Part of a data file =>

--*--

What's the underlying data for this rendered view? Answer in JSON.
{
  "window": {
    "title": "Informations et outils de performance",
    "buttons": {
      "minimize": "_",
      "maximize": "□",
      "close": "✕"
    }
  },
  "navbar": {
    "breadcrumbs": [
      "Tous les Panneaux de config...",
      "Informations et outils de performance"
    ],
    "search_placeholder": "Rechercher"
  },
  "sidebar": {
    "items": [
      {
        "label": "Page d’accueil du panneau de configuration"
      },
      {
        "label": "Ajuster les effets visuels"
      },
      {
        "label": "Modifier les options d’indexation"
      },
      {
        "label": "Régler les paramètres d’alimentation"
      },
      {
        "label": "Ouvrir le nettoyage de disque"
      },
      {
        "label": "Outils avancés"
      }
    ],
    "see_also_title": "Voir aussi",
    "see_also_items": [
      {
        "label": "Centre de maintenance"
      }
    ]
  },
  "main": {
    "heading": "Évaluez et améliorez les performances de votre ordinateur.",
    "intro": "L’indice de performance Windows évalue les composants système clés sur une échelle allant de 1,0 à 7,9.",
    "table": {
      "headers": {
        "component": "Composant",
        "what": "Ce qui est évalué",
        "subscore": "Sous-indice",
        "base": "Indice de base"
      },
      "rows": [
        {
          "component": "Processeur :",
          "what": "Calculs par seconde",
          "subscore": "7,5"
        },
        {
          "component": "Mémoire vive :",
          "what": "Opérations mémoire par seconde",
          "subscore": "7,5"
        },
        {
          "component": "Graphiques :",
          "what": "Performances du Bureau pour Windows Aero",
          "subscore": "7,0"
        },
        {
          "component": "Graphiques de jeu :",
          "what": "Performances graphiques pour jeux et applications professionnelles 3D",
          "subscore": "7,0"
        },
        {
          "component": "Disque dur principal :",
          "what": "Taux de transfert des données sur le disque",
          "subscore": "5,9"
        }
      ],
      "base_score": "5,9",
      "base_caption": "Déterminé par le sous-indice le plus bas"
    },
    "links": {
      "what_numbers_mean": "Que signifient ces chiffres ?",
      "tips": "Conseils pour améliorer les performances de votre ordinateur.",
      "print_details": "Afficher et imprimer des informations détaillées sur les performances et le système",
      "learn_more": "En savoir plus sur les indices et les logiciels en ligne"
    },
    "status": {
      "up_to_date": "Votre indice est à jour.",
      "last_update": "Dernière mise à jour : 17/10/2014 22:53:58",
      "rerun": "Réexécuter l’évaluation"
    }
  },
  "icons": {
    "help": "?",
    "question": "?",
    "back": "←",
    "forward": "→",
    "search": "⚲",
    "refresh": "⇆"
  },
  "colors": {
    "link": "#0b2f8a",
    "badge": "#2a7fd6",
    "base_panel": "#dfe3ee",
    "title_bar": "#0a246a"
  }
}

--*--

Your task =>
Each line of the listing above should be output exactly.

Answer below =>
What's the underlying data for this rendered view? Answer in JSON.
{
  "window": {
    "title": "Informations et outils de performance",
    "buttons": {
      "minimize": "_",
      "maximize": "□",
      "close": "✕"
    }
  },
  "navbar": {
    "breadcrumbs": [
      "Tous les Panneaux de config...",
      "Informations et outils de performance"
    ],
    "search_placeholder": "Rechercher"
  },
  "sidebar": {
    "items": [
      {
        "label": "Page d’accueil du panneau de configuration"
      },
      {
        "label": "Ajuster les effets visuels"
      },
      {
        "label": "Modifier les options d’indexation"
      },
      {
        "label": "Régler les paramètres d’alimentation"
      },
      {
        "label": "Ouvrir le nettoyage de disque"
      },
      {
        "label": "Outils avancés"
      }
    ],
    "see_also_title": "Voir aussi",
    "see_also_items": [
      {
        "label": "Centre de maintenance"
      }
    ]
  },
  "main": {
    "heading": "Évaluez et améliorez les performances de votre ordinateur.",
    "intro": "L’indice de performance Windows évalue les composants système clés sur une échelle allant de 1,0 à 7,9.",
    "table": {
      "headers": {
        "component": "Composant",
        "what": "Ce qui est évalué",
        "subscore": "Sous-indice",
        "base": "Indice de base"
      },
      "rows": [
        {
          "component": "Processeur :",
          "what": "Calculs par seconde",
          "subscore": "7,5"
        },
        {
          "component": "Mémoire vive :",
          "what": "Opérations mémoire par seconde",
          "subscore": "7,5"
        },
        {
          "component": "Graphiques :",
          "what": "Performances du Bureau pour Windows Aero",
          "subscore": "7,0"
        },
        {
          "component": "Graphiques de jeu :",
          "what": "Performances graphiques pour jeux et applications professionnelles 3D",
          "subscore": "7,0"
        },
        {
          "component": "Disque dur principal :",
          "what": "Taux de transfert des données sur le disque",
          "subscore": "5,9"
        }
      ],
      "base_score": "5,9",
      "base_caption": "Déterminé par le sous-indice le plus bas"
    },
    "links": {
      "what_numbers_mean": "Que signifient ces chiffres ?",
      "tips": "Conseils pour améliorer les performances de votre ordinateur.",
      "print_details": "Afficher et imprimer des informations détaillées sur les performances et le système",
      "learn_more": "En savoir plus sur les indices et les logiciels en ligne"
    },
    "status": {
      "up_to_date": "Votre indice est à jour.",
      "last_update": "Dernière mise à jour : 17/10/2014 22:53:58",
      "rerun": "Réexécuter l’évaluation"
    }
  },
  "icons": {
    "help": "?",
    "question": "?",
    "back": "←",
    "forward": "→",
    "search": "⚲",
    "refresh": "⇆"
  },
  "colors": {
    "link": "#0b2f8a",
    "badge": "#2a7fd6",
    "base_panel": "#dfe3ee",
    "title_bar": "#0a246a"
  }
}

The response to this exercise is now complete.